TUJUAN LATIHAN:
Jawablah berdasarkan kutipan tentang luas daerah di bawah kurva.
1. Persamaan kurva apa yang dipakai pada nomor 2?
2. Berapa nilai akhir L yang diperoleh pada nomor 2?
3. Interval apa yang ditetapkan untuk nomor 3?

KUTIPAN PILIHAN:
%%

Kak tolong di jawab pakai cara nomor 2 sampai 4

Caranya di gambar yaa

2.)

Kurva [tex]y = x^{2} + 3[/tex].
Interval [tex]1 \leq x \leq 3[/tex].
Tentukan luas arsiran terhadap sumbu X.

[tex]L = \int\limits^a_b {y} \, dx \\ L = \int\limits^3_1(x^{2}+3)dx \\ L = [\frac{1}{2+1}x^{2+1}+3x]^3_1 \\ L = [\frac{1}{3}x^{3}+3x]^3_1 \\ L = [\frac{1}{3}(3)^{3}+3(3)] - [\frac{1}{3}(1)^{3}+3(1)] \\ L = [9+9]-[\frac{1}{3}+3] \\ L = 18 - 3\frac{1}{3} \\ L = 14\frac{2}{3}[/tex]

3.

Kurva [tex]y = x^{3}+1[/tex].
Interval [tex]2 \leq x \leq 3[/tex].

%%

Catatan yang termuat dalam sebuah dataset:
%%

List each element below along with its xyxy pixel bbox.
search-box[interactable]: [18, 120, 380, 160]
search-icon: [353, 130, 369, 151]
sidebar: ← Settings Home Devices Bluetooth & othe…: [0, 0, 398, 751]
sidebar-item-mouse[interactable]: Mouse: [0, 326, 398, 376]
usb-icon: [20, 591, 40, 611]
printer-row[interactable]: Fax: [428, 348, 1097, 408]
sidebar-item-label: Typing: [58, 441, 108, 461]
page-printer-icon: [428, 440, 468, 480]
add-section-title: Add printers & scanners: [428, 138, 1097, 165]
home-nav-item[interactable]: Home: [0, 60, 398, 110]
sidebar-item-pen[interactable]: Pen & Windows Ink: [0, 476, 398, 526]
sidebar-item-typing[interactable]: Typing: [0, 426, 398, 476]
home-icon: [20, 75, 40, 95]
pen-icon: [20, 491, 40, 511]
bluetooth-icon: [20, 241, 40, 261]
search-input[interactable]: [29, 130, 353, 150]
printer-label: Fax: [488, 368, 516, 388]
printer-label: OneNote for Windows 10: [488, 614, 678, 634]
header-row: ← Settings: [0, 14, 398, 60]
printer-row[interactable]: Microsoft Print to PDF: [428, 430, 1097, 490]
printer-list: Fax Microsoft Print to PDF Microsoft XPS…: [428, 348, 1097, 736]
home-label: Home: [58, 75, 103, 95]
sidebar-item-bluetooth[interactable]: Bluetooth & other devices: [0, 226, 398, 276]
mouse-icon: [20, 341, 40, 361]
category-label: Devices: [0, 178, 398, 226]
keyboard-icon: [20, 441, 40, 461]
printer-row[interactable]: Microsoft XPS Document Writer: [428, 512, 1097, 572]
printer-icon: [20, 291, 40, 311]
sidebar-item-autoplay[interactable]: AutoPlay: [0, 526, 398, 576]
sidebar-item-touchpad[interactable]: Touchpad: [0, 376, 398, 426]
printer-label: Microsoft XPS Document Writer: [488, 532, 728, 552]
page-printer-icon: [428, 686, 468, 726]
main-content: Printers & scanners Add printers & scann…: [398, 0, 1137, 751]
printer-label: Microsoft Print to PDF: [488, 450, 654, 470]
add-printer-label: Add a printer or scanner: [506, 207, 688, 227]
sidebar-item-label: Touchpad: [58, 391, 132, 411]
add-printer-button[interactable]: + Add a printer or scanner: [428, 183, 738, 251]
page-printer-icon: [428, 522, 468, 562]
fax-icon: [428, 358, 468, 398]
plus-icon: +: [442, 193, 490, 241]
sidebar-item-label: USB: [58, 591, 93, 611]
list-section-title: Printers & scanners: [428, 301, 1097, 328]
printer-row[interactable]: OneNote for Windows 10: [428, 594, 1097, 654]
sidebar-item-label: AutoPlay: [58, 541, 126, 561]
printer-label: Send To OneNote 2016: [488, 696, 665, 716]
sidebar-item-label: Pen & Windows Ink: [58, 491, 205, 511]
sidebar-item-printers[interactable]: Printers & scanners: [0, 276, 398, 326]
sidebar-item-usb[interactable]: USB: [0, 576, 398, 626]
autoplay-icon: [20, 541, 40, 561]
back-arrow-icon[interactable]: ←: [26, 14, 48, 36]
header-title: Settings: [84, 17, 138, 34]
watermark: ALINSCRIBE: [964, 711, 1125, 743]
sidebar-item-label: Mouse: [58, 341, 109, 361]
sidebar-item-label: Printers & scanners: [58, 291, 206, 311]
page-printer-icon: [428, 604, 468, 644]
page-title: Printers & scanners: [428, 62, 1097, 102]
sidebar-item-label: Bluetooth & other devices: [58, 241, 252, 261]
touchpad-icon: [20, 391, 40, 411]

%%

PEMECAHAN MASALAH:
1. y = x² + 3
2. L = 14⅔
3. 2 ≤ x ≤ 3